[START]
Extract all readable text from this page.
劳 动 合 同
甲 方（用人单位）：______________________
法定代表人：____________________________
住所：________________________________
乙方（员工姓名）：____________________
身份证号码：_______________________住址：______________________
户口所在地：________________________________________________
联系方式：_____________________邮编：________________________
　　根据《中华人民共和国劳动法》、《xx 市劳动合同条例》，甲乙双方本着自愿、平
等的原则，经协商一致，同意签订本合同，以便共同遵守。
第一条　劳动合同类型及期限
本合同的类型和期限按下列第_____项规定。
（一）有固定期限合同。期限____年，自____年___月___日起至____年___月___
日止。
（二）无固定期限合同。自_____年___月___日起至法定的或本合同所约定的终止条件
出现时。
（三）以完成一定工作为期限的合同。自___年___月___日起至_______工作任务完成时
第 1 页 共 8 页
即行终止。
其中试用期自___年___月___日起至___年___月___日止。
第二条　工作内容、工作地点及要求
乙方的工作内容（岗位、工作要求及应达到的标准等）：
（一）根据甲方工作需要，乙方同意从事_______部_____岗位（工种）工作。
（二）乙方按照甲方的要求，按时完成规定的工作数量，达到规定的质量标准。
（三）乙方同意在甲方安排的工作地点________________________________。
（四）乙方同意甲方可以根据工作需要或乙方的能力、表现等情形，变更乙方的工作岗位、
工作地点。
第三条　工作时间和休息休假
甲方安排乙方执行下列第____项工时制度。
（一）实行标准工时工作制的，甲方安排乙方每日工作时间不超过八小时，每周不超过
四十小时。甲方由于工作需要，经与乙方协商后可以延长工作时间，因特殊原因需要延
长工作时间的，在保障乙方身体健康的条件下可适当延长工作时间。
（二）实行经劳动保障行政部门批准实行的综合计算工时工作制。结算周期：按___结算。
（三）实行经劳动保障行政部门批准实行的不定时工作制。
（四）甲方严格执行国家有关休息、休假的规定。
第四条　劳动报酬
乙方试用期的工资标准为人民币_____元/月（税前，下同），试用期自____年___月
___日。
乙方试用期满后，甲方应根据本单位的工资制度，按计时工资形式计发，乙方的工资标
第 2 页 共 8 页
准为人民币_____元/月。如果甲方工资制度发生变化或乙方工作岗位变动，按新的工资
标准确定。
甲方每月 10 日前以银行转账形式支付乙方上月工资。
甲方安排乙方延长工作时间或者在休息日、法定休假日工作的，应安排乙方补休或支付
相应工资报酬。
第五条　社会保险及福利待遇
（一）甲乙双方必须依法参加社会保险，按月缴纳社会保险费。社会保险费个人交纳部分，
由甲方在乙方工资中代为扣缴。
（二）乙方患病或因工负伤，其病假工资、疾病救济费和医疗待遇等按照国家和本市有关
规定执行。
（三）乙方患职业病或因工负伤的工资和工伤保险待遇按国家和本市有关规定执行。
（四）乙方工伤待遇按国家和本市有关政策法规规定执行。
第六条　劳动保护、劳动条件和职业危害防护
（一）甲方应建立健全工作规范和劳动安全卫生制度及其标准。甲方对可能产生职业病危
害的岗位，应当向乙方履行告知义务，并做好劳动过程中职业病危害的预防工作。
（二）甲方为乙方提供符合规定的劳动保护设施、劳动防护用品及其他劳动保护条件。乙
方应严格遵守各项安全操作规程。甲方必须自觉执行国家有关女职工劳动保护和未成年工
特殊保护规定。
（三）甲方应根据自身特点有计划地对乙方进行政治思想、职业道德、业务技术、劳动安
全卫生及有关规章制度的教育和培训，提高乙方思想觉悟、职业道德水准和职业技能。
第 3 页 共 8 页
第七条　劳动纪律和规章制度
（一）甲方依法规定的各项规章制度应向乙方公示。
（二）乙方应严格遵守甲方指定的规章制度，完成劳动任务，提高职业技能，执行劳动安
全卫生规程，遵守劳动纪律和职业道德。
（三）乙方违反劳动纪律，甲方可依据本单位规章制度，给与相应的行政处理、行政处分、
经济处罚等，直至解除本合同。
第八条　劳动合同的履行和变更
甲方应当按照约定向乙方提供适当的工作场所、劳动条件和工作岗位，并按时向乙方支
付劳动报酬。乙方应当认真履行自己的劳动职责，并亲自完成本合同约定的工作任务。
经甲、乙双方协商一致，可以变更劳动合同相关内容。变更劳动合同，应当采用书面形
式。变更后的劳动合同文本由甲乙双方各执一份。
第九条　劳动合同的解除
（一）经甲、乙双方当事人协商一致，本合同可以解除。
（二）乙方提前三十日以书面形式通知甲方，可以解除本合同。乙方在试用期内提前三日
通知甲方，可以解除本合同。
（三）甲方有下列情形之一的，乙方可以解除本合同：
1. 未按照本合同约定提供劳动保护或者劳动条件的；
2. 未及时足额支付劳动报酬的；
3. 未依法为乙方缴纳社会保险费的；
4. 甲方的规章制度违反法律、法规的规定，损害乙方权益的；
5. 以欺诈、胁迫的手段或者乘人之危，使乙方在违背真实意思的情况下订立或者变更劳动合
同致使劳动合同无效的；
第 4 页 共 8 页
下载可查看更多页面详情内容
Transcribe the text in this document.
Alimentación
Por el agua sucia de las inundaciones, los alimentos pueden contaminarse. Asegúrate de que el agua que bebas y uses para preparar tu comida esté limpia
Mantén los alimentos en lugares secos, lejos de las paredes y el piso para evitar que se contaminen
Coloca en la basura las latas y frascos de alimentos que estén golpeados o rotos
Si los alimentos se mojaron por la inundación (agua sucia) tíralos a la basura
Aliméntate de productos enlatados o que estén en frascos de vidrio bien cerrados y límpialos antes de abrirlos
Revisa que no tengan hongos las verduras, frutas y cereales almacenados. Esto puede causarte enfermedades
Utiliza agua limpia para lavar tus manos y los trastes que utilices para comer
[END]
### THE PROBLEM:
Copy every line in the listing above where the string "limpia" turns up.

### SOLUTION BELOW:
Por el agua sucia de las inundaciones, los alimentos pueden contaminarse. Asegúrate de que el agua que bebas y uses para preparar tu comida esté limpia
Utiliza agua limpia para lavar tus manos y los trastes que utilices para comer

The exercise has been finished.